**STATED GOAL:** Wherever a line holds the word "JSON", copy that line out.

+++ STORED RECORDS +++

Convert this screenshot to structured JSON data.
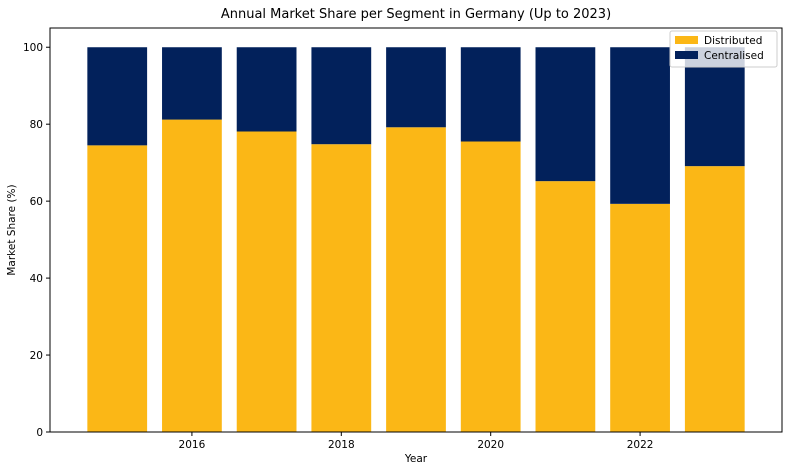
{
  "chart_data": {
    "type": "bar",
    "stacked": true,
    "title": "Annual Market Share per Segment in Germany (Up to 2023)",
    "xlabel": "Year",
    "ylabel": "Market Share (%)",
    "categories": [
      2015,
      2016,
      2017,
      2018,
      2019,
      2020,
      2021,
      2022,
      2023
    ],
    "series": [
      {
        "name": "Distributed",
        "color": "#fbb716",
        "values": [
          74.5,
          81.2,
          78.1,
          74.8,
          79.2,
          75.5,
          65.2,
          59.3,
          69.1
        ]
      },
      {
        "name": "Centralised",
        "color": "#02215b",
        "values": [
          25.5,
          18.8,
          21.9,
          25.2,
          20.8,
          24.5,
          34.8,
          40.7,
          30.9
        ]
      }
    ],
    "xticks": [
      2016,
      2018,
      2020,
      2022
    ],
    "xtick_labels": [
      "2016",
      "2018",
      "2020",
      "2022"
    ],
    "yticks": [
      0,
      20,
      40,
      60,
      80,
      100
    ],
    "ytick_labels": [
      "0",
      "20",
      "40",
      "60",
      "80",
      "100"
    ],
    "xlim": [
      2014.1,
      2023.9
    ],
    "ylim": [
      0,
      105
    ],
    "grid": false,
    "legend_position": "top-right"
  }
}
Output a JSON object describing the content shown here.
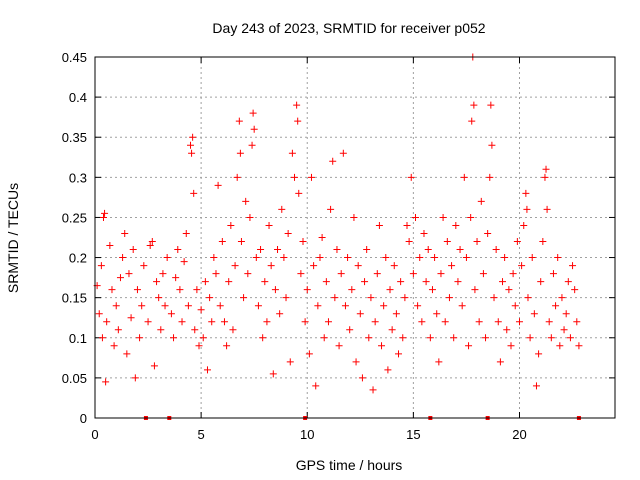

+++

**SOLUTION:**
Convert this screenshot to structured JSON data.
Output a JSON object describing the content shown here.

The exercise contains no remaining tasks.